## YOUR GOAL
Can you print the data exactly and leave out each image?

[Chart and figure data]
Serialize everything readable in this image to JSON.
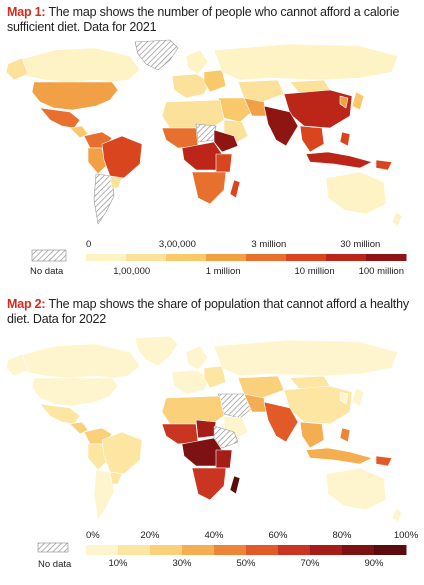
{
  "map1": {
    "caption_label": "Map 1:",
    "caption_text": " The map shows the number of people who cannot afford a calorie sufficient diet. Data for 2021",
    "nodata_label": "No data",
    "top_ticks": [
      "0",
      "3,00,000",
      "3 million",
      "30 million"
    ],
    "bottom_ticks": [
      "1,00,000",
      "1 million",
      "10 million",
      "100 million"
    ],
    "colors": [
      "#fef3c4",
      "#fbe199",
      "#f8c86a",
      "#f2a046",
      "#e8702e",
      "#d8451f",
      "#bb2619",
      "#8f1512"
    ]
  },
  "map2": {
    "caption_label": "Map 2:",
    "caption_text": " The map shows the share of population that cannot afford a healthy diet. Data for 2022",
    "nodata_label": "No data",
    "top_ticks": [
      "0%",
      "20%",
      "40%",
      "60%",
      "80%",
      "100%"
    ],
    "bottom_ticks": [
      "10%",
      "30%",
      "50%",
      "70%",
      "90%"
    ],
    "colors": [
      "#fef5cf",
      "#fde6a2",
      "#fbd07a",
      "#f5ad52",
      "#ee8438",
      "#e15a27",
      "#c93520",
      "#a61d18",
      "#7e1213",
      "#5a0c0e"
    ]
  }
}
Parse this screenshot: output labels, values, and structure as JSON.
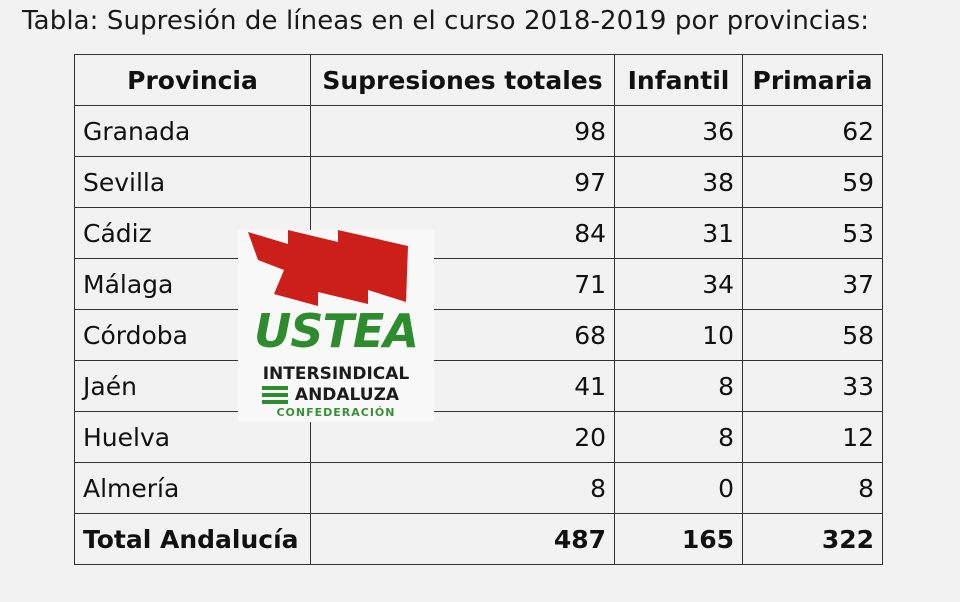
{
  "title": "Tabla: Supresión de líneas en el curso 2018-2019 por provincias:",
  "table": {
    "headers": [
      "Provincia",
      "Supresiones totales",
      "Infantil",
      "Primaria"
    ],
    "rows": [
      [
        "Granada",
        "98",
        "36",
        "62"
      ],
      [
        "Sevilla",
        "97",
        "38",
        "59"
      ],
      [
        "Cádiz",
        "84",
        "31",
        "53"
      ],
      [
        "Málaga",
        "71",
        "34",
        "37"
      ],
      [
        "Córdoba",
        "68",
        "10",
        "58"
      ],
      [
        "Jaén",
        "41",
        "8",
        "33"
      ],
      [
        "Huelva",
        "20",
        "8",
        "12"
      ],
      [
        "Almería",
        "8",
        "0",
        "8"
      ]
    ],
    "total": [
      "Total Andalucía",
      "487",
      "165",
      "322"
    ]
  },
  "logo": {
    "name": "USTEA",
    "line1": "INTERSINDICAL",
    "line2": "ANDALUZA",
    "line3": "CONFEDERACIÓN",
    "flag_color": "#cc1f1a",
    "text_color": "#2e8b2e"
  }
}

## REPLY TO THE EXERCISE
Serialize everything readable in this image to JSON.
{
  "map1": {
    "caption_label": "Map 1:",
    "caption_text": " The map shows the number of people who cannot afford a calorie sufficient diet. Data for 2021",
    "nodata_label": "No data",
    "top_ticks": [
      "0",
      "3,00,000",
      "3 million",
      "30 million"
    ],
    "bottom_ticks": [
      "1,00,000",
      "1 million",
      "10 million",
      "100 million"
    ],
    "colors": [
      "#fef3c4",
      "#fbe199",
      "#f8c86a",
      "#f2a046",
      "#e8702e",
      "#d8451f",
      "#bb2619",
      "#8f1512"
    ]
  },
  "map2": {
    "caption_label": "Map 2:",
    "caption_text": " The map shows the share of population that cannot afford a healthy diet. Data for 2022",
    "nodata_label": "No data",
    "top_ticks": [
      "0%",
      "20%",
      "40%",
      "60%",
      "80%",
      "100%"
    ],
    "bottom_ticks": [
      "10%",
      "30%",
      "50%",
      "70%",
      "90%"
    ],
    "colors": [
      "#fef5cf",
      "#fde6a2",
      "#fbd07a",
      "#f5ad52",
      "#ee8438",
      "#e15a27",
      "#c93520",
      "#a61d18",
      "#7e1213",
      "#5a0c0e"
    ]
  }
}
Parse this screenshot: output labels, values, and structure as JSON.
{
  "title": "Tabla: Supresión de líneas en el curso 2018-2019 por provincias:",
  "table": {
    "headers": [
      "Provincia",
      "Supresiones totales",
      "Infantil",
      "Primaria"
    ],
    "rows": [
      [
        "Granada",
        "98",
        "36",
        "62"
      ],
      [
        "Sevilla",
        "97",
        "38",
        "59"
      ],
      [
        "Cádiz",
        "84",
        "31",
        "53"
      ],
      [
        "Málaga",
        "71",
        "34",
        "37"
      ],
      [
        "Córdoba",
        "68",
        "10",
        "58"
      ],
      [
        "Jaén",
        "41",
        "8",
        "33"
      ],
      [
        "Huelva",
        "20",
        "8",
        "12"
      ],
      [
        "Almería",
        "8",
        "0",
        "8"
      ]
    ],
    "total": [
      "Total Andalucía",
      "487",
      "165",
      "322"
    ]
  },
  "logo": {
    "name": "USTEA",
    "line1": "INTERSINDICAL",
    "line2": "ANDALUZA",
    "line3": "CONFEDERACIÓN",
    "flag_color": "#cc1f1a",
    "text_color": "#2e8b2e"
  }
}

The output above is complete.